Report how many lines of the records contain the string "growth". Give only the number.

◆ ◆ ◆

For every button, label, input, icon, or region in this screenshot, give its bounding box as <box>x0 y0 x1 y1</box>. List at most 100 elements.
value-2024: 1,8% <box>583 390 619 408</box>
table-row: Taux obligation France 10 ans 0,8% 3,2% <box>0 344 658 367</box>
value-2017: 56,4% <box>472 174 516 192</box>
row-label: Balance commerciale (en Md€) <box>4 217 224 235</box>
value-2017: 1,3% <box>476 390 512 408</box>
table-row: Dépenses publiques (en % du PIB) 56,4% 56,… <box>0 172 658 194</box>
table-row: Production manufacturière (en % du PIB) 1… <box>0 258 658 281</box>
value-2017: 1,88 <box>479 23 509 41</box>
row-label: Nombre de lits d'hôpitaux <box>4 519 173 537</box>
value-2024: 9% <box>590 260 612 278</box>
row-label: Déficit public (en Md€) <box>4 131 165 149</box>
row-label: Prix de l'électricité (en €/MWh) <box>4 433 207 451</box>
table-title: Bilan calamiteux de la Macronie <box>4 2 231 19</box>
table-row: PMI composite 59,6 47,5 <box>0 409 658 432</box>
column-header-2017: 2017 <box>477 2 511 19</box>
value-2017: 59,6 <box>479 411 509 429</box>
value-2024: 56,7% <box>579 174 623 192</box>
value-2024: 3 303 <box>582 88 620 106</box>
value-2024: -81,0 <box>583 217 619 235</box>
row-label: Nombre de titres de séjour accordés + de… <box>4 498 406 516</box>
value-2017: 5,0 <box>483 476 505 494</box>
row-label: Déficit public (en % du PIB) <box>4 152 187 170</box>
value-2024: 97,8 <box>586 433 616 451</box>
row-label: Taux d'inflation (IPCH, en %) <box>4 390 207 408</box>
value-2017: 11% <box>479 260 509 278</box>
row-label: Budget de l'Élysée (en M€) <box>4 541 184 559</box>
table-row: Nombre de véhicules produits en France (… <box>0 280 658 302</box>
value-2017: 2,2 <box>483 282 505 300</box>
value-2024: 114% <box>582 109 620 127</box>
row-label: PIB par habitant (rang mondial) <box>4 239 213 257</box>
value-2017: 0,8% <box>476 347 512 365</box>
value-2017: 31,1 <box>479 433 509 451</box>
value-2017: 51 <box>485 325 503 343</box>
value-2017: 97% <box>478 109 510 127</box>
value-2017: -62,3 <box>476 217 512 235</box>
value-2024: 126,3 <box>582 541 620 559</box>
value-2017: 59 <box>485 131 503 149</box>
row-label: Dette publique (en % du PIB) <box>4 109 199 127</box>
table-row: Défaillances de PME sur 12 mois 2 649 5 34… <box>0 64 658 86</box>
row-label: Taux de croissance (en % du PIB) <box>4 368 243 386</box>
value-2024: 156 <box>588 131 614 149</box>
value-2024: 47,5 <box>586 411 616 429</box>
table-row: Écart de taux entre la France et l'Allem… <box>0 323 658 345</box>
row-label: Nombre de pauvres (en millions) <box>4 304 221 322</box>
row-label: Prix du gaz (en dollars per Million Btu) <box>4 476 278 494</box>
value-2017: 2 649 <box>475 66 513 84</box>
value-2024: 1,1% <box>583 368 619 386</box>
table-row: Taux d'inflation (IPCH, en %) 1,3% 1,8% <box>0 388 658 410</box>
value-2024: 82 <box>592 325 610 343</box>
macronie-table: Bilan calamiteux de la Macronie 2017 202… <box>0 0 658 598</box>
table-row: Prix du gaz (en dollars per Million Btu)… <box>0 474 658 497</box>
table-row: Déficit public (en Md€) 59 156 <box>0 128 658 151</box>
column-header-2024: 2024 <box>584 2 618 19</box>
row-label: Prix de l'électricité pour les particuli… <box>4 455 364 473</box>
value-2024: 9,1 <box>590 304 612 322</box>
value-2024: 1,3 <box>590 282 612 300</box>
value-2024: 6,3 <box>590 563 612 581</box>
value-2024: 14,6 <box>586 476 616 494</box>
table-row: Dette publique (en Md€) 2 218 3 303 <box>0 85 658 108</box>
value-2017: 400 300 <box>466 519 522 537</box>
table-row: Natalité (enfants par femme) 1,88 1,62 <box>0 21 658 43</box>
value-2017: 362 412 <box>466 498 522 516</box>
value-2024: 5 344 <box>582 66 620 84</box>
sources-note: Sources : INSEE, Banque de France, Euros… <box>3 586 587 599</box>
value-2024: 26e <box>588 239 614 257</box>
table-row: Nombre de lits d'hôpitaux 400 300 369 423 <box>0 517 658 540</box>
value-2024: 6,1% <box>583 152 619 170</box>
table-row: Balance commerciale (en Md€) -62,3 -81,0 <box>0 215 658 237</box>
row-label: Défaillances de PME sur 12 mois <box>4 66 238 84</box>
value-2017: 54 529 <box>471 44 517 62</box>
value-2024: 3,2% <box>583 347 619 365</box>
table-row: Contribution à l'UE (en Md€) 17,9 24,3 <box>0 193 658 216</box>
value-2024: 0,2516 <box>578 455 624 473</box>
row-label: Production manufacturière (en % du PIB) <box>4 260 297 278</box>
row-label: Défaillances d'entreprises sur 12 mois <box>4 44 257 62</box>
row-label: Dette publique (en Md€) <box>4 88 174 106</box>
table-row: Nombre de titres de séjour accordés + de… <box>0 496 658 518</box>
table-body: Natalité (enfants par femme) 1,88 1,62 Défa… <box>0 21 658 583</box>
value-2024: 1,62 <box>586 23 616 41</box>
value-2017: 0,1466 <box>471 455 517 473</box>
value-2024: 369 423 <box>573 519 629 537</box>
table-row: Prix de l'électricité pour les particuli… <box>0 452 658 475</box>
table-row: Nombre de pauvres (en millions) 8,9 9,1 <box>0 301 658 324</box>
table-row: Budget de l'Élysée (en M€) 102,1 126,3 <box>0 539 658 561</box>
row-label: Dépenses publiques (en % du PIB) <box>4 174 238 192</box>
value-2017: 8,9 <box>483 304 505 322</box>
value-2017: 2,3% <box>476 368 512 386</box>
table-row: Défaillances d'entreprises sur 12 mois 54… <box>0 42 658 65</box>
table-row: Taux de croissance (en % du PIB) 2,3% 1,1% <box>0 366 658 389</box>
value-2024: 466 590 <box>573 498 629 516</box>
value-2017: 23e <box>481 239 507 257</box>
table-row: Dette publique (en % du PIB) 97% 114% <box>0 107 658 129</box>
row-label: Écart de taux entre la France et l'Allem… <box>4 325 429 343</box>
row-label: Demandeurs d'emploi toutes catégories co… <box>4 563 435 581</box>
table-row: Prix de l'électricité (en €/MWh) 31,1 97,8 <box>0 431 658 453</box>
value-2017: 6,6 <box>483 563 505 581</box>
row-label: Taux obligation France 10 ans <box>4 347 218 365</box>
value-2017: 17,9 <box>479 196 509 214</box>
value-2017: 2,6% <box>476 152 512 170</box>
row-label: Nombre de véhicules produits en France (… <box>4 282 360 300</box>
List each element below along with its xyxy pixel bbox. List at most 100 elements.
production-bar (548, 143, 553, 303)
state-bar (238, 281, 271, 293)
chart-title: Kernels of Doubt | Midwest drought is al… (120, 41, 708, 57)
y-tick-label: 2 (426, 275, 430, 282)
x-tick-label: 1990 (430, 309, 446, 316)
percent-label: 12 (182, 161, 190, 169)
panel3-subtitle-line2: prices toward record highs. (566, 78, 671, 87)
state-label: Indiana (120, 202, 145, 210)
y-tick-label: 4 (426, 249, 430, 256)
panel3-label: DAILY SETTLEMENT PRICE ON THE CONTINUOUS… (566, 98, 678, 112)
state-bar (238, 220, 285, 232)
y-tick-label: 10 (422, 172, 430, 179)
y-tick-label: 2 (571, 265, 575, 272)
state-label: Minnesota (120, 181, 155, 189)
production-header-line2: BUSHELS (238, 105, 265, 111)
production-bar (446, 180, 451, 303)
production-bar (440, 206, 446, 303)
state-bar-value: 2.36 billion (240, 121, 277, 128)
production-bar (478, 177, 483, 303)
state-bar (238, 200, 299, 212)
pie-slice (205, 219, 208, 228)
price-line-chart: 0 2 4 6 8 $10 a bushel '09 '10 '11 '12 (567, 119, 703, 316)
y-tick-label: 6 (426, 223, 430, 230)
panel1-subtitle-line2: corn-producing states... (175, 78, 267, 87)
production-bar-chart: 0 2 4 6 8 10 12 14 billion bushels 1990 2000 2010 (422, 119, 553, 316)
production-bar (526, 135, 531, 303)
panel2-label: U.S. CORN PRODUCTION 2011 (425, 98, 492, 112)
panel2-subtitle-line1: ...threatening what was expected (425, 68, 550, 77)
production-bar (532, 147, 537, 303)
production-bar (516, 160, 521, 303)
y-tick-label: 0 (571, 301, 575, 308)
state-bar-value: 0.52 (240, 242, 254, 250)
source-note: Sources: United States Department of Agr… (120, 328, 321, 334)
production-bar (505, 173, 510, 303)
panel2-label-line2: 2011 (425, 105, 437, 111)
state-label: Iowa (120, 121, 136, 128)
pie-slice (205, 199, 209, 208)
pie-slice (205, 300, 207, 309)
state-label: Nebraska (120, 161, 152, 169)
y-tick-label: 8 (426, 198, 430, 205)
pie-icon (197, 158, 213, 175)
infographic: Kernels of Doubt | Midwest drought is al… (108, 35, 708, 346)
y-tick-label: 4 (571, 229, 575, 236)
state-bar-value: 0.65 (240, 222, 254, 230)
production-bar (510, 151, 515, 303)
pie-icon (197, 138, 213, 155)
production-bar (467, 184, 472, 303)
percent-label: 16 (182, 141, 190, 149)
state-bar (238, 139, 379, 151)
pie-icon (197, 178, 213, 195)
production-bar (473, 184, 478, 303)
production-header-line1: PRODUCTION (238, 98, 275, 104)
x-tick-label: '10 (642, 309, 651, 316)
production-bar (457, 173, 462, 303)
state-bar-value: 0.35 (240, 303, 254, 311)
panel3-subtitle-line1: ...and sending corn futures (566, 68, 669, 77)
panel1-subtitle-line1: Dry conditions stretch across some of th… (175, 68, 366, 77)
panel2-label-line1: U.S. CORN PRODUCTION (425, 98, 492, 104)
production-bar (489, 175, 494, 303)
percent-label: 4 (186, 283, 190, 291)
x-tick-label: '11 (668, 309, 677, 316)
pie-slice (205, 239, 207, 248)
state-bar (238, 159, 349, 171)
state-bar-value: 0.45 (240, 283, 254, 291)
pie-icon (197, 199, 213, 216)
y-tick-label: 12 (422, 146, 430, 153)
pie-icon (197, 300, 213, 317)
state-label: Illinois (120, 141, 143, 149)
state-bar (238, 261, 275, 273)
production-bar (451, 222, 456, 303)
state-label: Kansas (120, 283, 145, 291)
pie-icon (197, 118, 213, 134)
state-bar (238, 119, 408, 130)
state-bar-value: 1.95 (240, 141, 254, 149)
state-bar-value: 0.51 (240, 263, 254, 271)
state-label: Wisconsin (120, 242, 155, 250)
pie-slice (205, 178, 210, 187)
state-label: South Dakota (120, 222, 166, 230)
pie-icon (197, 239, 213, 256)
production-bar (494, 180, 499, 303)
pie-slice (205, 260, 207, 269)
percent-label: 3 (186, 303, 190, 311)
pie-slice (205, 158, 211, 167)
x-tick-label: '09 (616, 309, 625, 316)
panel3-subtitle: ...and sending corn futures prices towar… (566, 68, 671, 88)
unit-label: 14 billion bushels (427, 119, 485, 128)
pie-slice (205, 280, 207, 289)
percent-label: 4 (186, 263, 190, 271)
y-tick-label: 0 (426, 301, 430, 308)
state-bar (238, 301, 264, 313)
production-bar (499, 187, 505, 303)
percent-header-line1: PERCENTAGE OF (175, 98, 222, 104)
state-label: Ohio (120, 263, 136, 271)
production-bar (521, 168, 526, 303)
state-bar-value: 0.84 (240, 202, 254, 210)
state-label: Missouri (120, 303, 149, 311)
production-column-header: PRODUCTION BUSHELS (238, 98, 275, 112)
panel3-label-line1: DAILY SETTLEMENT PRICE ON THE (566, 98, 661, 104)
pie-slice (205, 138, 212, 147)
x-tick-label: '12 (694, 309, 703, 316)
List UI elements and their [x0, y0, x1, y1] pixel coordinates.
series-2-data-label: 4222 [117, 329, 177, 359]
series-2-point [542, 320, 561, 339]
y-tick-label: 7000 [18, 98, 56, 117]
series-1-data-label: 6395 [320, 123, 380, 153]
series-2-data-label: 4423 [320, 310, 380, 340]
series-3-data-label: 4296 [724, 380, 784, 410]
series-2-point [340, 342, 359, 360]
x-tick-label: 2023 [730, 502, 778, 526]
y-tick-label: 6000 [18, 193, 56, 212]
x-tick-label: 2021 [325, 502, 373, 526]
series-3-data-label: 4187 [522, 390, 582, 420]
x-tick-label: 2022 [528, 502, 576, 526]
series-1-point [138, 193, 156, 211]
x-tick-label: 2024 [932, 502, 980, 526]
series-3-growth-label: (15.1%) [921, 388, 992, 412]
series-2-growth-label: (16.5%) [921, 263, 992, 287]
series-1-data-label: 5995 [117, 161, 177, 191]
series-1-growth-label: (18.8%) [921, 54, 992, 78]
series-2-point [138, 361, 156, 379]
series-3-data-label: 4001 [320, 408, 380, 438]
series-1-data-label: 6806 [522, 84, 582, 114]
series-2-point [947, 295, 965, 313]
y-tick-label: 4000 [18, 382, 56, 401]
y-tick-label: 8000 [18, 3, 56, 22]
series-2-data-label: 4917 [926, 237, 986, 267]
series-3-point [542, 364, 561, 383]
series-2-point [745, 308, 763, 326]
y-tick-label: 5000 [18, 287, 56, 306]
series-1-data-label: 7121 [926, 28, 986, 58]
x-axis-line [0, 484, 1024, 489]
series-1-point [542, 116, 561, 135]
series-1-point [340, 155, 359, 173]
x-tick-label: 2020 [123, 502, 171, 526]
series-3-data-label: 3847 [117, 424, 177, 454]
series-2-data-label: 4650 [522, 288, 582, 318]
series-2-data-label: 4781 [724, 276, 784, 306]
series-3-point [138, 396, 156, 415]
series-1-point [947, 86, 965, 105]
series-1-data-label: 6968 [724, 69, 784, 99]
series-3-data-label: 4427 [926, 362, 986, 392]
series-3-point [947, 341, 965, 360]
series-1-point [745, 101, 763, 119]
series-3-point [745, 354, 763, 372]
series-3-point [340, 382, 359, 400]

◆ ◆ ◆

_Worked solution_: 3